» Instructions for the task
Each line containing the word "钢筋网放置在混凝土的中下部" must be reported.

——————

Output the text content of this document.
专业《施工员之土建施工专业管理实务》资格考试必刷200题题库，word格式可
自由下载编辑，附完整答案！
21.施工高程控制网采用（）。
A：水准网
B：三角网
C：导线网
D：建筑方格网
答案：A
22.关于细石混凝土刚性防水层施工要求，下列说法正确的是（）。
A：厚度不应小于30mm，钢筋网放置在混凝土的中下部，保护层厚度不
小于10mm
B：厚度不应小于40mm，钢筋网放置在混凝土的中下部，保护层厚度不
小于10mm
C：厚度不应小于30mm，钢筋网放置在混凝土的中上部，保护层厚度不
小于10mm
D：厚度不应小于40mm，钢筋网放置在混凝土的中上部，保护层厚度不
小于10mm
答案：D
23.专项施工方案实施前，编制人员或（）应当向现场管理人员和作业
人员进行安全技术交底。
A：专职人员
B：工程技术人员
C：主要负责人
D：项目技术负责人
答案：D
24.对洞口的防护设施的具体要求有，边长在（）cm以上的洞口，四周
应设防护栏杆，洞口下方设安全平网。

——————

» Exercise output
A：厚度不应小于30mm，钢筋网放置在混凝土的中下部，保护层厚度不
B：厚度不应小于40mm，钢筋网放置在混凝土的中下部，保护层厚度不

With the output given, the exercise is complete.